_OBJECTIVE:_
Reply with one number only, the count of lines holding the string "ededed".

---*---

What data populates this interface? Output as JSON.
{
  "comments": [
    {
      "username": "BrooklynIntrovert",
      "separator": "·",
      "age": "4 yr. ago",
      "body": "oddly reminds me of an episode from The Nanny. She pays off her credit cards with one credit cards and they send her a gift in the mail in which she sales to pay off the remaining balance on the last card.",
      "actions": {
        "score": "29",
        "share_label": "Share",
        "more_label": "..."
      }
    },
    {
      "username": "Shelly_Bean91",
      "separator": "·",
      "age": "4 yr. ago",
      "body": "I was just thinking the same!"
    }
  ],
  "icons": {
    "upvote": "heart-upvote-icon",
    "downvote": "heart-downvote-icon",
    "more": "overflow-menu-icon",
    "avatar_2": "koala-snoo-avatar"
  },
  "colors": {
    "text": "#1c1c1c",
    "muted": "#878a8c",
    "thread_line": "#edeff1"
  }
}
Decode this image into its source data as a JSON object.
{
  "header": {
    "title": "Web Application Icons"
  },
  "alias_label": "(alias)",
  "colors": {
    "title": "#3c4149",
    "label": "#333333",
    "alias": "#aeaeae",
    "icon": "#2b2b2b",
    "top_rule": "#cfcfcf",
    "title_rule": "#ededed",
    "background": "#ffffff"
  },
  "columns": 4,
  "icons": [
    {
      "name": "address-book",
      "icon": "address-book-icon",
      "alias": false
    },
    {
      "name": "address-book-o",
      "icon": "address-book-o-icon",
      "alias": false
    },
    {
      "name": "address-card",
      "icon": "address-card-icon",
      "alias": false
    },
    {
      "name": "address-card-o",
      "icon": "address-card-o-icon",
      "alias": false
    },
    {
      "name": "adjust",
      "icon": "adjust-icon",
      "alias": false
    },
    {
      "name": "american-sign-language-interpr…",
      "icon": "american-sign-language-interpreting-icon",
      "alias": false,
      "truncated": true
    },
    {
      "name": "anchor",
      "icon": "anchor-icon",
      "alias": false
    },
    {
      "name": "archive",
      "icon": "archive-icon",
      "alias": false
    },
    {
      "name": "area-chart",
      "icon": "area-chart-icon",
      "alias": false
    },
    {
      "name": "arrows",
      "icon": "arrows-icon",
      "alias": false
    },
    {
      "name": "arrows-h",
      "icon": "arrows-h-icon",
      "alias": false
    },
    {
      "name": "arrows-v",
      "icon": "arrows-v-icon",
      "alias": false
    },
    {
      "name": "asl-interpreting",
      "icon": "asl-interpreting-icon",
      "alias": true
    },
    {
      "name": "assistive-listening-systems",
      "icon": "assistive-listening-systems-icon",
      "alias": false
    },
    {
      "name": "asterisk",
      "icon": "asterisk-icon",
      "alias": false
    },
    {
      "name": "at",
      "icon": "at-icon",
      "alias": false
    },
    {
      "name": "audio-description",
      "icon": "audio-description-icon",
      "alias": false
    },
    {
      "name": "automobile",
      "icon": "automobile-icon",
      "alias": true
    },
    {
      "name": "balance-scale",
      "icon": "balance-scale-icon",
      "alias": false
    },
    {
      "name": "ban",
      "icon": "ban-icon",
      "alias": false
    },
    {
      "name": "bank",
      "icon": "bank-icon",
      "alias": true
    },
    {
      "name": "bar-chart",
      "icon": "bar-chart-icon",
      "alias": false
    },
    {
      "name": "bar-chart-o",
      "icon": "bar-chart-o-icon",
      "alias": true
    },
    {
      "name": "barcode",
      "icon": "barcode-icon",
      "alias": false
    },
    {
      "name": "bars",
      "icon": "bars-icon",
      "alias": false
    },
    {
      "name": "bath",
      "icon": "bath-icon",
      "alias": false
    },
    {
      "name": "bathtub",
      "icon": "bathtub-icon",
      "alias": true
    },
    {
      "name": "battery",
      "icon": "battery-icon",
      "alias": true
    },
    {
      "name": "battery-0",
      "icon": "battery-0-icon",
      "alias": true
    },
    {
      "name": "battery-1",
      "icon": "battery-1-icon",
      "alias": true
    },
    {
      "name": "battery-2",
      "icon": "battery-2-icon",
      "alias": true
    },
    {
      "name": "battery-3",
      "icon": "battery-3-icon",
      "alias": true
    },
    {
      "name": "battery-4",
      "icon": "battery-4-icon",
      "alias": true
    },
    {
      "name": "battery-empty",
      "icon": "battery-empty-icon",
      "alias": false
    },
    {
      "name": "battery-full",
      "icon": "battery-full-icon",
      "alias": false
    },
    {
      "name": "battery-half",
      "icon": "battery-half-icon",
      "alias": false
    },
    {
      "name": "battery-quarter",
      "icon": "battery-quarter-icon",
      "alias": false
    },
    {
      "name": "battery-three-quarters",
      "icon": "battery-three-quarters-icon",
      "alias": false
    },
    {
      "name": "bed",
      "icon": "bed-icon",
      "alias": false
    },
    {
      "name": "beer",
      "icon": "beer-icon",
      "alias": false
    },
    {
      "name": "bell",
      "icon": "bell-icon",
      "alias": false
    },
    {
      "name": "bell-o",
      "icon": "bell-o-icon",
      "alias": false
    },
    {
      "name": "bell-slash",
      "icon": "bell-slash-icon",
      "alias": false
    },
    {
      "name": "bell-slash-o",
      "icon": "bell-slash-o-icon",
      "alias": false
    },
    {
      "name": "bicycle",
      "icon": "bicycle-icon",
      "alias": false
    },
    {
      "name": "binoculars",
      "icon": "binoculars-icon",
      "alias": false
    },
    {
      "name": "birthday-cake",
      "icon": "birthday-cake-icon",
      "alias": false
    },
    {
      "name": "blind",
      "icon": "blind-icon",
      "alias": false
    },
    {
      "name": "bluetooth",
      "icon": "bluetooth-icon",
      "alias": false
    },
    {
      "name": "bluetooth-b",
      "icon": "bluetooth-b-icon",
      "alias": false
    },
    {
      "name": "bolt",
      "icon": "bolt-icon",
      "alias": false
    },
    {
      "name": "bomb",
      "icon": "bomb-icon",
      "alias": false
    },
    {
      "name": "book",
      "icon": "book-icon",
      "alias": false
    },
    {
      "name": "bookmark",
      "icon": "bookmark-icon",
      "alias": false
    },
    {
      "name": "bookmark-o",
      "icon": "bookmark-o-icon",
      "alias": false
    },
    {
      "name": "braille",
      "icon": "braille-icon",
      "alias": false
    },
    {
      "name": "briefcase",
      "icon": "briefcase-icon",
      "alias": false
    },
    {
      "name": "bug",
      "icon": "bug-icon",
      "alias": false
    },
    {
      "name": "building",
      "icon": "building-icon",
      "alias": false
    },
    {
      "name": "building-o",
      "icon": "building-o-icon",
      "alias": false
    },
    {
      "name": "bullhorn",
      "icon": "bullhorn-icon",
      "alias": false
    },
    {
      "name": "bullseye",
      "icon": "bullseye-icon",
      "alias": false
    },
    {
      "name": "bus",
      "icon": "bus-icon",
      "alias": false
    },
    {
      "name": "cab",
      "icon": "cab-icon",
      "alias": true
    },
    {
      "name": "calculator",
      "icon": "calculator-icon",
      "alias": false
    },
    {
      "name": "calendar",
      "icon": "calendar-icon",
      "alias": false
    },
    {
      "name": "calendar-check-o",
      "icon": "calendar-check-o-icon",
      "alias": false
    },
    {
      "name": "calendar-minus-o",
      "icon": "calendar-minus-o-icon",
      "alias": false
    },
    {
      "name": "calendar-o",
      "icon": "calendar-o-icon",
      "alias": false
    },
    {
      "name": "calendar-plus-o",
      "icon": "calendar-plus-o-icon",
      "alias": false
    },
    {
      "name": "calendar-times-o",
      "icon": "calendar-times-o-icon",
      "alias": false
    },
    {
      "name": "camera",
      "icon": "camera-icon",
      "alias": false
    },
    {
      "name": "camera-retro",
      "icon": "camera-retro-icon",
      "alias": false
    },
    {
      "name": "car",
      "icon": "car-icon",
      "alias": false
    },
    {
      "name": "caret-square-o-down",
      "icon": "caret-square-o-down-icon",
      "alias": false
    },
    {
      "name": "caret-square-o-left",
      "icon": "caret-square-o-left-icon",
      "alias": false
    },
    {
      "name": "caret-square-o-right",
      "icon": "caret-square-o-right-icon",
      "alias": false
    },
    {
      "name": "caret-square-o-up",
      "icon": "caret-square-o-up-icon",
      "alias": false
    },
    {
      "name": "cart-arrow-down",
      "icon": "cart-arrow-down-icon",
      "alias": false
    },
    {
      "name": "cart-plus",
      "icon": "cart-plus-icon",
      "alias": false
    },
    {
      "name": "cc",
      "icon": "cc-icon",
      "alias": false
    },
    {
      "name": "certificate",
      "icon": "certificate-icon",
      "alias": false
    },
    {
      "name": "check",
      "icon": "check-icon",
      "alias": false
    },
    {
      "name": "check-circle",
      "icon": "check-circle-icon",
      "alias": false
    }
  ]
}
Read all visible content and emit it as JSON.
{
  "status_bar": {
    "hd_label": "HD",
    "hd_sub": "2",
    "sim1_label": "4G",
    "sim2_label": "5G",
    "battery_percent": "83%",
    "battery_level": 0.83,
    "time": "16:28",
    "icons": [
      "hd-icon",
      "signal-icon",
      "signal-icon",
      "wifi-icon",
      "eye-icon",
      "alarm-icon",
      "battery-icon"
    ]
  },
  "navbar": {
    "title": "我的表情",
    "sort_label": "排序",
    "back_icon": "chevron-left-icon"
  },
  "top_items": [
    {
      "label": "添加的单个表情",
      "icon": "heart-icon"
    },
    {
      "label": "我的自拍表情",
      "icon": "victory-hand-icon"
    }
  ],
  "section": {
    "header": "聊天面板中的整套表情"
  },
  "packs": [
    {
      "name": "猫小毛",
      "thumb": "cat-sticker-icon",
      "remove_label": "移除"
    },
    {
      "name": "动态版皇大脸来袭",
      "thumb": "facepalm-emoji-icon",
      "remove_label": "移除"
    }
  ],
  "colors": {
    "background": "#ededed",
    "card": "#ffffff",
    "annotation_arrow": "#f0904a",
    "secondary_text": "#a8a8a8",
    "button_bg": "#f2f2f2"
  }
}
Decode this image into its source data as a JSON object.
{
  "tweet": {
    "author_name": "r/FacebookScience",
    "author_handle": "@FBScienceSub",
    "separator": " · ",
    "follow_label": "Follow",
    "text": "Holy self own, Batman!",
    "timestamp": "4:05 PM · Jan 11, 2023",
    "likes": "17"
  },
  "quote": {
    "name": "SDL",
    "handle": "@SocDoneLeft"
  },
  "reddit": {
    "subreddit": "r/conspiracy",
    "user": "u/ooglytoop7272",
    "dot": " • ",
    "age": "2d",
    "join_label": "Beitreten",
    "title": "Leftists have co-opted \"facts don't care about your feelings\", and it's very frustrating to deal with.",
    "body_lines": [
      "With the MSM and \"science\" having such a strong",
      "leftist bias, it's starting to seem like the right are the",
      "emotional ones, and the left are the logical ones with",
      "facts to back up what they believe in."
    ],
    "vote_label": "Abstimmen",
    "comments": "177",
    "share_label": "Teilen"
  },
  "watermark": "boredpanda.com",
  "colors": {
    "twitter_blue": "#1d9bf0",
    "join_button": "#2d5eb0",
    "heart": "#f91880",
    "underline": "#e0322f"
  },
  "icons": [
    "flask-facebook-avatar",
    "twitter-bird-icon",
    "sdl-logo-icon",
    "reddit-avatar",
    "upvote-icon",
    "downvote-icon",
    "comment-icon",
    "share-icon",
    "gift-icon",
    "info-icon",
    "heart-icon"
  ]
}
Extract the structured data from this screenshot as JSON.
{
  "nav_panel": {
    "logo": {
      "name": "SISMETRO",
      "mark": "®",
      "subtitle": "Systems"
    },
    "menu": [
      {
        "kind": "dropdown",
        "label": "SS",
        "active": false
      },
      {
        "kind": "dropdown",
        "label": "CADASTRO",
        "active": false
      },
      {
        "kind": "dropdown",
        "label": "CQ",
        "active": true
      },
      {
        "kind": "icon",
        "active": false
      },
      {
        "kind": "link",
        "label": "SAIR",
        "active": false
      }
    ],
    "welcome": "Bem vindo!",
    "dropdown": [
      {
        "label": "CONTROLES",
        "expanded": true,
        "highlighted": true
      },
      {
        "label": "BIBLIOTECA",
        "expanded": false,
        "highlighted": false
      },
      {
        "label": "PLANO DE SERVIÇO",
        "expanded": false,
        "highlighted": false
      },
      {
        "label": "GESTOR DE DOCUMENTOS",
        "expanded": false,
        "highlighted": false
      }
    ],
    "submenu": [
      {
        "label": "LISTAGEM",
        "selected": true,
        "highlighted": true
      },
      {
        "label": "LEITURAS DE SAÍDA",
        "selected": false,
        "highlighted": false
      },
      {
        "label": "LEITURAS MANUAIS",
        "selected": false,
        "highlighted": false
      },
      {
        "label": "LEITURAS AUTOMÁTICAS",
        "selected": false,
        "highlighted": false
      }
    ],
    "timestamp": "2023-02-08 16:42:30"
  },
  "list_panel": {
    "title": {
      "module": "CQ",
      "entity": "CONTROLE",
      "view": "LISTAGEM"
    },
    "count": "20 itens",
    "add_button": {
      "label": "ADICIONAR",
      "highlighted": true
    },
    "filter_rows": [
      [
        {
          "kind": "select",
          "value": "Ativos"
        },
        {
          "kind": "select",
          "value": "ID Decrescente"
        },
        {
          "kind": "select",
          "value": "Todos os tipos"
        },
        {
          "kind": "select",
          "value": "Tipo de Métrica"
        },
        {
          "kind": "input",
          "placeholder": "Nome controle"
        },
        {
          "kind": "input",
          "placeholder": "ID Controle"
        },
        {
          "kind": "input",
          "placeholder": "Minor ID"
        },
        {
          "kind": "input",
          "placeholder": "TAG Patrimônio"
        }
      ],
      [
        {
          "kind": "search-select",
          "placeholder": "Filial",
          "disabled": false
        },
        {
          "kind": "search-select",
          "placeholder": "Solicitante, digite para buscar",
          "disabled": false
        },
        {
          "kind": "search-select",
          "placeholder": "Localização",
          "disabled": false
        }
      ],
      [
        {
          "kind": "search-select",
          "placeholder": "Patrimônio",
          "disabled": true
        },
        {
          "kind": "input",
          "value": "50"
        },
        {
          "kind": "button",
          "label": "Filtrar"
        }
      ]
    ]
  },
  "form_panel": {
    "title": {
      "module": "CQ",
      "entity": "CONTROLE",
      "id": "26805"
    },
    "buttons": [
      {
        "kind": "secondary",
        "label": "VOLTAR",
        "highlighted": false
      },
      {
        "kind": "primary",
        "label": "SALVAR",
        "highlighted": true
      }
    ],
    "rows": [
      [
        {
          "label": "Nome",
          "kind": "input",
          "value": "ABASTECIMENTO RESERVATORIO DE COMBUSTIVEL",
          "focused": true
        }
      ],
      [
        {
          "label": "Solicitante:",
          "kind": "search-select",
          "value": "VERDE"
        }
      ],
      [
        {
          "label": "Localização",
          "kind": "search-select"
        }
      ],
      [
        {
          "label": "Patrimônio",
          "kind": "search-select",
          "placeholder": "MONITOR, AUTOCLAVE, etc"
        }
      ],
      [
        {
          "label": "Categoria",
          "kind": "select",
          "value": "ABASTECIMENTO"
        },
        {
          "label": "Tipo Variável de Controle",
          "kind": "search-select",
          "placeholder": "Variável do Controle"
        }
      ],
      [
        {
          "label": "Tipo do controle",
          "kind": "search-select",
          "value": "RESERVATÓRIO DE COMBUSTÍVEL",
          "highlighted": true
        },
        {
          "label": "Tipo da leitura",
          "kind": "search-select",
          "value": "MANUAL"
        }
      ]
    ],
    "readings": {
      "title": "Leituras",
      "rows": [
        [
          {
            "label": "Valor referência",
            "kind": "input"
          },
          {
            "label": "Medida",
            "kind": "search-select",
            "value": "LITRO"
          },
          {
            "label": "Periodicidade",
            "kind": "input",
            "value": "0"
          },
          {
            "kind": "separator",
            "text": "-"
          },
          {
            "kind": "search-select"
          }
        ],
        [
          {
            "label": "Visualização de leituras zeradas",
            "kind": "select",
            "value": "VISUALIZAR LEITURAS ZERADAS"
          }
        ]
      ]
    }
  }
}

---*---

_THE RESULT:_
2